**Task**
For the listing below, give the count of lines containing "rgba", and no other text.

**Extracted records**
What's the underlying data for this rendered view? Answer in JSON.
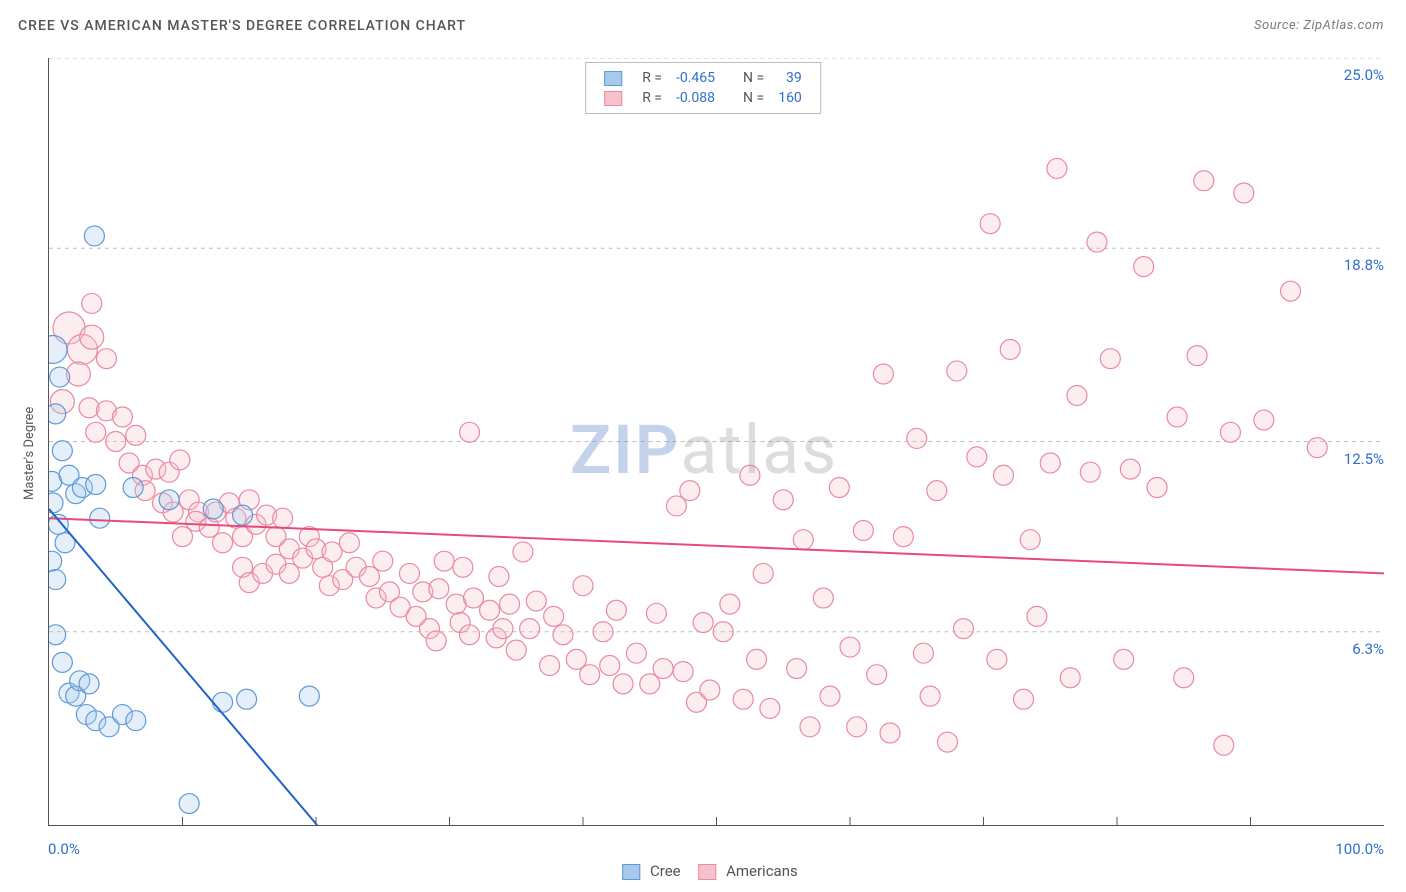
{
  "chart": {
    "type": "scatter",
    "title": "CREE VS AMERICAN MASTER'S DEGREE CORRELATION CHART",
    "title_fontsize": 14,
    "title_color": "#555555",
    "source_text": "Source: ZipAtlas.com",
    "source_color": "#7a7a7a",
    "source_fontsize": 13,
    "ylabel": "Master's Degree",
    "ylabel_fontsize": 13,
    "ylabel_color": "#555555",
    "xlim": [
      0,
      100
    ],
    "ylim": [
      0,
      25
    ],
    "x_tick_positions": [
      10,
      20,
      30,
      40,
      50,
      60,
      70,
      80,
      90
    ],
    "x_tick_labels_shown": {
      "0": "0.0%",
      "100": "100.0%"
    },
    "y_tick_positions": [
      6.3,
      12.5,
      18.8,
      25.0
    ],
    "y_tick_labels": [
      "6.3%",
      "12.5%",
      "18.8%",
      "25.0%"
    ],
    "tick_label_color": "#2f6fd0",
    "tick_label_fontsize": 15,
    "grid_color": "#bdbdbd",
    "background_color": "#ffffff",
    "axis_line_color": "#555555",
    "marker_radius": 10,
    "marker_stroke_width": 1.2,
    "marker_fill_opacity": 0.3,
    "watermark": {
      "zip": "ZIP",
      "atlas": "atlas",
      "zip_color": "rgba(100,140,200,0.38)",
      "atlas_color": "rgba(150,150,150,0.32)",
      "fontsize": 68
    },
    "series": {
      "cree": {
        "label": "Cree",
        "color_fill": "#a8c9ec",
        "color_stroke": "#5d9ad8",
        "trend_color": "#1f62c9",
        "trend_width": 2,
        "trend_y_at_x0": 10.3,
        "trend_y_at_x100": -41.0,
        "R": "-0.465",
        "N": "39",
        "points": [
          [
            0.3,
            15.5,
            14
          ],
          [
            0.8,
            14.6,
            10
          ],
          [
            0.5,
            13.4,
            10
          ],
          [
            1.0,
            12.2,
            10
          ],
          [
            0.3,
            10.5,
            10
          ],
          [
            0.2,
            11.2,
            10
          ],
          [
            0.7,
            9.8,
            10
          ],
          [
            1.2,
            9.2,
            10
          ],
          [
            0.2,
            8.6,
            10
          ],
          [
            0.5,
            8.0,
            10
          ],
          [
            1.5,
            11.4,
            10
          ],
          [
            2.0,
            10.8,
            10
          ],
          [
            2.5,
            11.0,
            10
          ],
          [
            3.5,
            11.1,
            10
          ],
          [
            3.8,
            10.0,
            10
          ],
          [
            0.5,
            6.2,
            10
          ],
          [
            1.0,
            5.3,
            10
          ],
          [
            1.5,
            4.3,
            10
          ],
          [
            2.0,
            4.2,
            10
          ],
          [
            2.3,
            4.7,
            10
          ],
          [
            3.0,
            4.6,
            10
          ],
          [
            2.8,
            3.6,
            10
          ],
          [
            3.5,
            3.4,
            10
          ],
          [
            4.5,
            3.2,
            10
          ],
          [
            5.5,
            3.6,
            10
          ],
          [
            6.5,
            3.4,
            10
          ],
          [
            3.4,
            19.2,
            10
          ],
          [
            6.3,
            11.0,
            10
          ],
          [
            9.0,
            10.6,
            10
          ],
          [
            12.3,
            10.3,
            10
          ],
          [
            14.5,
            10.1,
            10
          ],
          [
            13.0,
            4.0,
            10
          ],
          [
            14.8,
            4.1,
            10
          ],
          [
            19.5,
            4.2,
            10
          ],
          [
            10.5,
            0.7,
            10
          ]
        ]
      },
      "americans": {
        "label": "Americans",
        "color_fill": "#f5c2ce",
        "color_stroke": "#e98aa2",
        "trend_color": "#e74a7a",
        "trend_width": 2,
        "trend_y_at_x0": 10.0,
        "trend_y_at_x100": 8.2,
        "R": "-0.088",
        "N": "160",
        "points": [
          [
            1.5,
            16.2,
            16
          ],
          [
            2.5,
            15.5,
            15
          ],
          [
            3.2,
            15.9,
            12
          ],
          [
            2.2,
            14.7,
            12
          ],
          [
            3.2,
            17.0,
            10
          ],
          [
            4.3,
            15.2,
            10
          ],
          [
            1.0,
            13.8,
            12
          ],
          [
            3.0,
            13.6,
            10
          ],
          [
            4.3,
            13.5,
            10
          ],
          [
            3.5,
            12.8,
            10
          ],
          [
            5.5,
            13.3,
            10
          ],
          [
            5.0,
            12.5,
            10
          ],
          [
            6.5,
            12.7,
            10
          ],
          [
            6.0,
            11.8,
            10
          ],
          [
            7.0,
            11.4,
            10
          ],
          [
            8.0,
            11.6,
            10
          ],
          [
            7.2,
            10.9,
            10
          ],
          [
            8.5,
            10.5,
            10
          ],
          [
            9.3,
            10.2,
            10
          ],
          [
            9.0,
            11.5,
            10
          ],
          [
            9.8,
            11.9,
            10
          ],
          [
            10.5,
            10.6,
            10
          ],
          [
            11.2,
            10.2,
            10
          ],
          [
            10.0,
            9.4,
            10
          ],
          [
            11.0,
            9.9,
            10
          ],
          [
            12.0,
            9.7,
            10
          ],
          [
            12.5,
            10.2,
            10
          ],
          [
            13.0,
            9.2,
            10
          ],
          [
            13.5,
            10.5,
            10
          ],
          [
            14.0,
            10.0,
            10
          ],
          [
            14.5,
            9.4,
            10
          ],
          [
            15.0,
            10.6,
            10
          ],
          [
            15.5,
            9.8,
            10
          ],
          [
            16.3,
            10.1,
            10
          ],
          [
            17.0,
            9.4,
            10
          ],
          [
            17.5,
            10.0,
            10
          ],
          [
            18.0,
            9.0,
            10
          ],
          [
            14.5,
            8.4,
            10
          ],
          [
            15.0,
            7.9,
            10
          ],
          [
            16.0,
            8.2,
            10
          ],
          [
            17.0,
            8.5,
            10
          ],
          [
            18.0,
            8.2,
            10
          ],
          [
            19.0,
            8.7,
            10
          ],
          [
            19.5,
            9.4,
            10
          ],
          [
            20.0,
            9.0,
            10
          ],
          [
            20.5,
            8.4,
            10
          ],
          [
            21.2,
            8.9,
            10
          ],
          [
            21.0,
            7.8,
            10
          ],
          [
            22.0,
            8.0,
            10
          ],
          [
            22.5,
            9.2,
            10
          ],
          [
            23.0,
            8.4,
            10
          ],
          [
            24.0,
            8.1,
            10
          ],
          [
            24.5,
            7.4,
            10
          ],
          [
            25.0,
            8.6,
            10
          ],
          [
            25.5,
            7.6,
            10
          ],
          [
            26.3,
            7.1,
            10
          ],
          [
            27.0,
            8.2,
            10
          ],
          [
            27.5,
            6.8,
            10
          ],
          [
            28.0,
            7.6,
            10
          ],
          [
            28.5,
            6.4,
            10
          ],
          [
            29.2,
            7.7,
            10
          ],
          [
            29.0,
            6.0,
            10
          ],
          [
            29.6,
            8.6,
            10
          ],
          [
            30.5,
            7.2,
            10
          ],
          [
            30.8,
            6.6,
            10
          ],
          [
            31.0,
            8.4,
            10
          ],
          [
            31.5,
            6.2,
            10
          ],
          [
            31.8,
            7.4,
            10
          ],
          [
            33.0,
            7.0,
            10
          ],
          [
            33.5,
            6.1,
            10
          ],
          [
            33.7,
            8.1,
            10
          ],
          [
            34.5,
            7.2,
            10
          ],
          [
            34.0,
            6.4,
            10
          ],
          [
            35.0,
            5.7,
            10
          ],
          [
            35.5,
            8.9,
            10
          ],
          [
            36.0,
            6.4,
            10
          ],
          [
            36.5,
            7.3,
            10
          ],
          [
            37.5,
            5.2,
            10
          ],
          [
            37.8,
            6.8,
            10
          ],
          [
            38.5,
            6.2,
            10
          ],
          [
            39.5,
            5.4,
            10
          ],
          [
            40.0,
            7.8,
            10
          ],
          [
            40.5,
            4.9,
            10
          ],
          [
            41.5,
            6.3,
            10
          ],
          [
            42.0,
            5.2,
            10
          ],
          [
            42.5,
            7.0,
            10
          ],
          [
            43.0,
            4.6,
            10
          ],
          [
            44.0,
            5.6,
            10
          ],
          [
            45.0,
            4.6,
            10
          ],
          [
            45.5,
            6.9,
            10
          ],
          [
            46.0,
            5.1,
            10
          ],
          [
            47.0,
            10.4,
            10
          ],
          [
            47.5,
            5.0,
            10
          ],
          [
            48.0,
            10.9,
            10
          ],
          [
            48.5,
            4.0,
            10
          ],
          [
            49.0,
            6.6,
            10
          ],
          [
            49.5,
            4.4,
            10
          ],
          [
            50.5,
            6.3,
            10
          ],
          [
            51.0,
            7.2,
            10
          ],
          [
            52.0,
            4.1,
            10
          ],
          [
            52.5,
            11.4,
            10
          ],
          [
            53.0,
            5.4,
            10
          ],
          [
            53.5,
            8.2,
            10
          ],
          [
            54.0,
            3.8,
            10
          ],
          [
            55.0,
            10.6,
            10
          ],
          [
            56.0,
            5.1,
            10
          ],
          [
            56.5,
            9.3,
            10
          ],
          [
            57.0,
            3.2,
            10
          ],
          [
            58.0,
            7.4,
            10
          ],
          [
            58.5,
            4.2,
            10
          ],
          [
            59.2,
            11.0,
            10
          ],
          [
            60.0,
            5.8,
            10
          ],
          [
            60.5,
            3.2,
            10
          ],
          [
            61.0,
            9.6,
            10
          ],
          [
            62.0,
            4.9,
            10
          ],
          [
            62.5,
            14.7,
            10
          ],
          [
            63.0,
            3.0,
            10
          ],
          [
            64.0,
            9.4,
            10
          ],
          [
            65.0,
            12.6,
            10
          ],
          [
            65.5,
            5.6,
            10
          ],
          [
            66.0,
            4.2,
            10
          ],
          [
            66.5,
            10.9,
            10
          ],
          [
            67.3,
            2.7,
            10
          ],
          [
            68.0,
            14.8,
            10
          ],
          [
            68.5,
            6.4,
            10
          ],
          [
            69.5,
            12.0,
            10
          ],
          [
            70.5,
            19.6,
            10
          ],
          [
            71.0,
            5.4,
            10
          ],
          [
            71.5,
            11.4,
            10
          ],
          [
            72.0,
            15.5,
            10
          ],
          [
            73.0,
            4.1,
            10
          ],
          [
            73.5,
            9.3,
            10
          ],
          [
            74.0,
            6.8,
            10
          ],
          [
            75.0,
            11.8,
            10
          ],
          [
            75.5,
            21.4,
            10
          ],
          [
            76.5,
            4.8,
            10
          ],
          [
            77.0,
            14.0,
            10
          ],
          [
            78.0,
            11.5,
            10
          ],
          [
            78.5,
            19.0,
            10
          ],
          [
            79.5,
            15.2,
            10
          ],
          [
            80.5,
            5.4,
            10
          ],
          [
            81.0,
            11.6,
            10
          ],
          [
            82.0,
            18.2,
            10
          ],
          [
            83.0,
            11.0,
            10
          ],
          [
            31.5,
            12.8,
            10
          ],
          [
            84.5,
            13.3,
            10
          ],
          [
            85.0,
            4.8,
            10
          ],
          [
            86.0,
            15.3,
            10
          ],
          [
            86.5,
            21.0,
            10
          ],
          [
            88.0,
            2.6,
            10
          ],
          [
            88.5,
            12.8,
            10
          ],
          [
            89.5,
            20.6,
            10
          ],
          [
            91.0,
            13.2,
            10
          ],
          [
            93.0,
            17.4,
            10
          ],
          [
            95.0,
            12.3,
            10
          ]
        ]
      }
    },
    "legend_top": {
      "R_label": "R =",
      "N_label": "N =",
      "value_color": "#2f6fd0",
      "text_color": "#555555"
    },
    "legend_bottom": [
      "cree",
      "americans"
    ]
  }
}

**Reply to the task**
2